Information provided:

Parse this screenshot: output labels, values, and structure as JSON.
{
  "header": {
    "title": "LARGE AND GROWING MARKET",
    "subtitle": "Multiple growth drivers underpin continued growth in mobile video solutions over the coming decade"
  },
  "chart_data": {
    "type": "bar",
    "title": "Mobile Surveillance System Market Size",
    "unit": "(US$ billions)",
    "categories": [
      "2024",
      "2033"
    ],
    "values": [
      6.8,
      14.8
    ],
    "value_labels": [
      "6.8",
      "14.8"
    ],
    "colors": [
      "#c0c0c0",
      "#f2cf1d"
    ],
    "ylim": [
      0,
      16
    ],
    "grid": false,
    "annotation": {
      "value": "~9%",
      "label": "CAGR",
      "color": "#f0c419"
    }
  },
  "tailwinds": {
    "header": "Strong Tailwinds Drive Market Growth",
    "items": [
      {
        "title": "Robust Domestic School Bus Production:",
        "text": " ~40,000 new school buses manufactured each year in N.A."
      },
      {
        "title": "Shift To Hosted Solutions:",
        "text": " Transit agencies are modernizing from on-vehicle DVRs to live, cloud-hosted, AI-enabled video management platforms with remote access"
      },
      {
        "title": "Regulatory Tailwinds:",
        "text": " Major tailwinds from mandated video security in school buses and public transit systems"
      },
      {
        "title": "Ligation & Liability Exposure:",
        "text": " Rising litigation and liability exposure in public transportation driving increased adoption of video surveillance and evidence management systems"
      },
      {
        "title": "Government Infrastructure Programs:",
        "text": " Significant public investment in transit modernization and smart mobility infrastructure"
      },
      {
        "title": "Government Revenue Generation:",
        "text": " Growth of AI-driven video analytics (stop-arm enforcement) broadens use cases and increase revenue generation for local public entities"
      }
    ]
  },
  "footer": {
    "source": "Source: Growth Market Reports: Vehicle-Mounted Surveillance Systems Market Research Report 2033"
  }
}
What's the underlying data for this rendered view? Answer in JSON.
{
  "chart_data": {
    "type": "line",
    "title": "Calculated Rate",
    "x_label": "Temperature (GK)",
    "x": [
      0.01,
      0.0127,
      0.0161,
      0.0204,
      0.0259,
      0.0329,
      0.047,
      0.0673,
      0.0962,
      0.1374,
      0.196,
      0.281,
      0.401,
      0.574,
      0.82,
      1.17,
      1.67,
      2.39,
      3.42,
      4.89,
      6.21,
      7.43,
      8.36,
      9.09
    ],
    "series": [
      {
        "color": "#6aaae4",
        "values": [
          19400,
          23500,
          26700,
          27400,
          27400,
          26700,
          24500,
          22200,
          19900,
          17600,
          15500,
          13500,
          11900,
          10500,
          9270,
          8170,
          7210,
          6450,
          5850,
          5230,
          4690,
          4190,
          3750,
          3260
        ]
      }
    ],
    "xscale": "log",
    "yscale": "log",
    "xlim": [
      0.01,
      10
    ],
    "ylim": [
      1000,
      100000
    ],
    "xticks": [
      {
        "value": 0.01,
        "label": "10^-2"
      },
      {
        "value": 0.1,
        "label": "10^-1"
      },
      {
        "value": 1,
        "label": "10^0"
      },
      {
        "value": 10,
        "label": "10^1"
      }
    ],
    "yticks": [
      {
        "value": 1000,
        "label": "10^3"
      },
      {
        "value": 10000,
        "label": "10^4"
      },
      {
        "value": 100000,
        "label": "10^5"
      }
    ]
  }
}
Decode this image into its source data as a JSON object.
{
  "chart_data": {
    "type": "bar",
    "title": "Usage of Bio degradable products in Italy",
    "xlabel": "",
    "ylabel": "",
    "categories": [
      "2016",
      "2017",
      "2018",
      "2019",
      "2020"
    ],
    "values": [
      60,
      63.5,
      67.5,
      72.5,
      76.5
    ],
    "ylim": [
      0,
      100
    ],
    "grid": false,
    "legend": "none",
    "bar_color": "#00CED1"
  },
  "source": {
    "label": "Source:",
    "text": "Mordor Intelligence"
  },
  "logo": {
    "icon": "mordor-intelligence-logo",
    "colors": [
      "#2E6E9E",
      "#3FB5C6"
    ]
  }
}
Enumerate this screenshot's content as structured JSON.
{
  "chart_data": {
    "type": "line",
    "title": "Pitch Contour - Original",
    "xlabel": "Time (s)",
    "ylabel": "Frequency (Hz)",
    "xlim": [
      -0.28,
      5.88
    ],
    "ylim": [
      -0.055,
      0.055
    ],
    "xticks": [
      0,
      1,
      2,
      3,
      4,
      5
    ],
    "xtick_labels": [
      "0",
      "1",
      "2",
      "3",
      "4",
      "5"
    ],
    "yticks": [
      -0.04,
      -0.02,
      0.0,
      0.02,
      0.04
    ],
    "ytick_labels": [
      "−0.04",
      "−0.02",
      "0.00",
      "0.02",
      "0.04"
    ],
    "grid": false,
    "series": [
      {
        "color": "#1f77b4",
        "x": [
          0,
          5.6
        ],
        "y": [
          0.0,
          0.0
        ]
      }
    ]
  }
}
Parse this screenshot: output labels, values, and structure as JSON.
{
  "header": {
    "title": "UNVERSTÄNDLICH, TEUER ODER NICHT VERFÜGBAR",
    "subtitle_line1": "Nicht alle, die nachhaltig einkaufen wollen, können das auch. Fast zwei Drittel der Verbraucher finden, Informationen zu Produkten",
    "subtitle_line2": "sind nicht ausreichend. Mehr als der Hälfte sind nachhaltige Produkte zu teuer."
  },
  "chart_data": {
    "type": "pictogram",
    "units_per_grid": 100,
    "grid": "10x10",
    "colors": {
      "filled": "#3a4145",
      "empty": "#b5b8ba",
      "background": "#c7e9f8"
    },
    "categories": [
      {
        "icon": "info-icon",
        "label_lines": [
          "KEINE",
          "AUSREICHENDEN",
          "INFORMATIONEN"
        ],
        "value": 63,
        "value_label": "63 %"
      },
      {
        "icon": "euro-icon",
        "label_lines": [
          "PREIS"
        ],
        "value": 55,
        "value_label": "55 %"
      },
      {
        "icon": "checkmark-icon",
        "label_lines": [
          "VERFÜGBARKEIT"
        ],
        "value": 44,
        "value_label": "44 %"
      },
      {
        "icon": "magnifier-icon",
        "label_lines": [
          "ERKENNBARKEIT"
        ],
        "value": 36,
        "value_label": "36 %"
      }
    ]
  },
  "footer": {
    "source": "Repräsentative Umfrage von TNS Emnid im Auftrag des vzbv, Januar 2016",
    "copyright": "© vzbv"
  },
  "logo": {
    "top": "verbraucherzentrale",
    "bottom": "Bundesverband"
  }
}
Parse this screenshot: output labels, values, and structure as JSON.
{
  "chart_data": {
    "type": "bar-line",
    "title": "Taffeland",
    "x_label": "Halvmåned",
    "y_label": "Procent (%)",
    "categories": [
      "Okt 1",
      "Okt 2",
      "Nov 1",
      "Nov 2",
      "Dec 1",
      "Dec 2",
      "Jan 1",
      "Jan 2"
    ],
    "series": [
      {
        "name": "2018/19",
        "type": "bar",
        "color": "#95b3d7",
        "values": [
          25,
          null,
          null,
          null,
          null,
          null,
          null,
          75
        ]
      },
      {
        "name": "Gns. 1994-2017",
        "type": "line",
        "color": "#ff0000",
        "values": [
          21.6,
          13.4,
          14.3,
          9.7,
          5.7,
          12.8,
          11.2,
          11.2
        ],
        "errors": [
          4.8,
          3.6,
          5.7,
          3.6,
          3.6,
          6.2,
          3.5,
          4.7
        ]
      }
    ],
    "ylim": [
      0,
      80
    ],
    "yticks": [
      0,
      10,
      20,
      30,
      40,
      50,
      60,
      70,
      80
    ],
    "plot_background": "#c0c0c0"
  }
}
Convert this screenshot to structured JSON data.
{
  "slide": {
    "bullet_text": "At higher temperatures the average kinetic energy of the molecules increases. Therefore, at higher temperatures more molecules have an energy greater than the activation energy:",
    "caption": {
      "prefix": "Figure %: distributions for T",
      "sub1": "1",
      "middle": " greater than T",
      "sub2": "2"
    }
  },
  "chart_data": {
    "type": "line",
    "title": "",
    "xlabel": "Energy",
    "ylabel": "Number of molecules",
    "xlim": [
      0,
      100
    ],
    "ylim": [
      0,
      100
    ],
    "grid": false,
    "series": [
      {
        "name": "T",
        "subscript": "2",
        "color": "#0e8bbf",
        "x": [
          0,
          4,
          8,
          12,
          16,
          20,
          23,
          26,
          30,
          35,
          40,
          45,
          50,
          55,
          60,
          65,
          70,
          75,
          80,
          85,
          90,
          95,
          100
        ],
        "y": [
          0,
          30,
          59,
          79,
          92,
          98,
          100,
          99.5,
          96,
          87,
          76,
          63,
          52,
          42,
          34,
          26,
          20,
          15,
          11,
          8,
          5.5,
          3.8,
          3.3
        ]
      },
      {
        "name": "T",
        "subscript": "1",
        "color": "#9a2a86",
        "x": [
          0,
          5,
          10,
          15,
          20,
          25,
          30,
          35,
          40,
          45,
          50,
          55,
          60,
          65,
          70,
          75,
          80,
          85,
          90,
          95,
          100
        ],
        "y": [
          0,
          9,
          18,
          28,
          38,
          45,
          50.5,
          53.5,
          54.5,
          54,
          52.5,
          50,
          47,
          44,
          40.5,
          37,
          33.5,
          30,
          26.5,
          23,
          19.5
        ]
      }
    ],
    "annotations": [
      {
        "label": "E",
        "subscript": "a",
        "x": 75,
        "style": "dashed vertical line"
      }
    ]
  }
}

Task goal: Reproduce each line of the material containing the word "name".

Output below:
        "name": "2018/19",
        "name": "Gns. 1994-2017",
        "name": "T",
        "name": "T",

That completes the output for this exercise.